• **Given task**
All of the records below need to be copied exactly.

• **Supplied records**
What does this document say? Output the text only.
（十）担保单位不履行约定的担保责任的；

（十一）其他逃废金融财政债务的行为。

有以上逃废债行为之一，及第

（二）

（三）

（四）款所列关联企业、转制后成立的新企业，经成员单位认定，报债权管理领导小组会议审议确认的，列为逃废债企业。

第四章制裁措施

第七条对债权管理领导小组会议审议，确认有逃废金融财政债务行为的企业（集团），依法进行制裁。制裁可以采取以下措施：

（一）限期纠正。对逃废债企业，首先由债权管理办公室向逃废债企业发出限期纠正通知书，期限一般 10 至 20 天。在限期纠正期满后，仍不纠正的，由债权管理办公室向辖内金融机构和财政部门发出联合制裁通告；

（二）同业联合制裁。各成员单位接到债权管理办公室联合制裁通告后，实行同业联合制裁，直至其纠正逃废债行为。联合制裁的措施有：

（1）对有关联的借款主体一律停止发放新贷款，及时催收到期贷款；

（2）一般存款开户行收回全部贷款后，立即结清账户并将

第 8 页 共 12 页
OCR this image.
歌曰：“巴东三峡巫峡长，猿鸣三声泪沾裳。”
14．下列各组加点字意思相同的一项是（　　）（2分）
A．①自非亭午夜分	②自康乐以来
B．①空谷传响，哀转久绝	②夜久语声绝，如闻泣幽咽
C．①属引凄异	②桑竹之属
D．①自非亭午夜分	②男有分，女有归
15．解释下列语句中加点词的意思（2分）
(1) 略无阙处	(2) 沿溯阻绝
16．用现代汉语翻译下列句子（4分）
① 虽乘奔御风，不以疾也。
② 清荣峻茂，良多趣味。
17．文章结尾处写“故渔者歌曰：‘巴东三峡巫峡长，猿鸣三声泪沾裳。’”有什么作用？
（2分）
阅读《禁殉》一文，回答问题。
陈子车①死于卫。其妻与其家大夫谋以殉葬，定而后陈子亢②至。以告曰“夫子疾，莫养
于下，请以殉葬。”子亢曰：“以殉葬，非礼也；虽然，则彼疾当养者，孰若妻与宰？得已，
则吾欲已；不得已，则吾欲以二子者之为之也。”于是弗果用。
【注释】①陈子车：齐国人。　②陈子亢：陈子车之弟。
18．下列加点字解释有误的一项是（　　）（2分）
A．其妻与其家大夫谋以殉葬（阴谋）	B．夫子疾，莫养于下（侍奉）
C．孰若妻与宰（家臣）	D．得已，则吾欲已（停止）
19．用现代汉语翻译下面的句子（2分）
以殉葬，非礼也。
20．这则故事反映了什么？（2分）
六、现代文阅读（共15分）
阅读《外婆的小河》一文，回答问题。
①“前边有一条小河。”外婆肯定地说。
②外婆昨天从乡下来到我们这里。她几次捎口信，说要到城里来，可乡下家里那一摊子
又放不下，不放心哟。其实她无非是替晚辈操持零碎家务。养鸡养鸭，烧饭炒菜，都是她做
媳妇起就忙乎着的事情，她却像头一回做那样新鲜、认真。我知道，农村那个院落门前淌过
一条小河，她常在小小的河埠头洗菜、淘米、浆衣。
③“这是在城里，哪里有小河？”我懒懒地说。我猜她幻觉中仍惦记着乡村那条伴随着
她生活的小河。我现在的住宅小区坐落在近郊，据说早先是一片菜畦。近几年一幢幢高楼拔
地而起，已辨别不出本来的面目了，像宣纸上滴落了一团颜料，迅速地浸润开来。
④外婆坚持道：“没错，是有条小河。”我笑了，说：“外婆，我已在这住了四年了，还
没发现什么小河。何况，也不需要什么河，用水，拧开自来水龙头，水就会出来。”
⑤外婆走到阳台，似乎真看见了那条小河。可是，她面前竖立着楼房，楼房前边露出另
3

• **Solved exercise**
What does this document say? Output the text only.
（十）担保单位不履行约定的担保责任的；

（十一）其他逃废金融财政债务的行为。

有以上逃废债行为之一，及第

（二）

（三）

（四）款所列关联企业、转制后成立的新企业，经成员单位认定，报债权管理领导小组会议审议确认的，列为逃废债企业。

第四章制裁措施

第七条对债权管理领导小组会议审议，确认有逃废金融财政债务行为的企业（集团），依法进行制裁。制裁可以采取以下措施：

（一）限期纠正。对逃废债企业，首先由债权管理办公室向逃废债企业发出限期纠正通知书，期限一般 10 至 20 天。在限期纠正期满后，仍不纠正的，由债权管理办公室向辖内金融机构和财政部门发出联合制裁通告；

（二）同业联合制裁。各成员单位接到债权管理办公室联合制裁通告后，实行同业联合制裁，直至其纠正逃废债行为。联合制裁的措施有：

（1）对有关联的借款主体一律停止发放新贷款，及时催收到期贷款；

（2）一般存款开户行收回全部贷款后，立即结清账户并将

第 8 页 共 12 页
OCR this image.
歌曰：“巴东三峡巫峡长，猿鸣三声泪沾裳。”
14．下列各组加点字意思相同的一项是（　　）（2分）
A．①自非亭午夜分	②自康乐以来
B．①空谷传响，哀转久绝	②夜久语声绝，如闻泣幽咽
C．①属引凄异	②桑竹之属
D．①自非亭午夜分	②男有分，女有归
15．解释下列语句中加点词的意思（2分）
(1) 略无阙处	(2) 沿溯阻绝
16．用现代汉语翻译下列句子（4分）
① 虽乘奔御风，不以疾也。
② 清荣峻茂，良多趣味。
17．文章结尾处写“故渔者歌曰：‘巴东三峡巫峡长，猿鸣三声泪沾裳。’”有什么作用？
（2分）
阅读《禁殉》一文，回答问题。
陈子车①死于卫。其妻与其家大夫谋以殉葬，定而后陈子亢②至。以告曰“夫子疾，莫养
于下，请以殉葬。”子亢曰：“以殉葬，非礼也；虽然，则彼疾当养者，孰若妻与宰？得已，
则吾欲已；不得已，则吾欲以二子者之为之也。”于是弗果用。
【注释】①陈子车：齐国人。　②陈子亢：陈子车之弟。
18．下列加点字解释有误的一项是（　　）（2分）
A．其妻与其家大夫谋以殉葬（阴谋）	B．夫子疾，莫养于下（侍奉）
C．孰若妻与宰（家臣）	D．得已，则吾欲已（停止）
19．用现代汉语翻译下面的句子（2分）
以殉葬，非礼也。
20．这则故事反映了什么？（2分）
六、现代文阅读（共15分）
阅读《外婆的小河》一文，回答问题。
①“前边有一条小河。”外婆肯定地说。
②外婆昨天从乡下来到我们这里。她几次捎口信，说要到城里来，可乡下家里那一摊子
又放不下，不放心哟。其实她无非是替晚辈操持零碎家务。养鸡养鸭，烧饭炒菜，都是她做
媳妇起就忙乎着的事情，她却像头一回做那样新鲜、认真。我知道，农村那个院落门前淌过
一条小河，她常在小小的河埠头洗菜、淘米、浆衣。
③“这是在城里，哪里有小河？”我懒懒地说。我猜她幻觉中仍惦记着乡村那条伴随着
她生活的小河。我现在的住宅小区坐落在近郊，据说早先是一片菜畦。近几年一幢幢高楼拔
地而起，已辨别不出本来的面目了，像宣纸上滴落了一团颜料，迅速地浸润开来。
④外婆坚持道：“没错，是有条小河。”我笑了，说：“外婆，我已在这住了四年了，还
没发现什么小河。何况，也不需要什么河，用水，拧开自来水龙头，水就会出来。”
⑤外婆走到阳台，似乎真看见了那条小河。可是，她面前竖立着楼房，楼房前边露出另
3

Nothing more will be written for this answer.